=== What is being asked ===
Your task is to locate every line holding the string "that" and to copy each of them.

# Dataset extract start

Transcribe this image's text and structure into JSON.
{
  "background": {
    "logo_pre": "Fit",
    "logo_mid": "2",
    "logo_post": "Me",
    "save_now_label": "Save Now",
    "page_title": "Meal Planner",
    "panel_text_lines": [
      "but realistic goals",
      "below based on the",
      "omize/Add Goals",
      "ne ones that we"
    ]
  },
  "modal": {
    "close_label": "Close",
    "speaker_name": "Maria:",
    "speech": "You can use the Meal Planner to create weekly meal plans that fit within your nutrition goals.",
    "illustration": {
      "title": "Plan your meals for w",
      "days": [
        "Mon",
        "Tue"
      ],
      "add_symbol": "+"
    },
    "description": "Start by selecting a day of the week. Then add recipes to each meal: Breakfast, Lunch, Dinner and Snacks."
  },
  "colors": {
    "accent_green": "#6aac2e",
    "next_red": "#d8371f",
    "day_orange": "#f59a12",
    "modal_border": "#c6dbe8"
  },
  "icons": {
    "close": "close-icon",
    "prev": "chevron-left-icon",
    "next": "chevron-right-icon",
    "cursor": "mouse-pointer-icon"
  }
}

# Dataset extract end

=== The result ===
      "ne ones that we"
    "speech": "You can use the Meal Planner to create weekly meal plans that fit within your nutrition goals.",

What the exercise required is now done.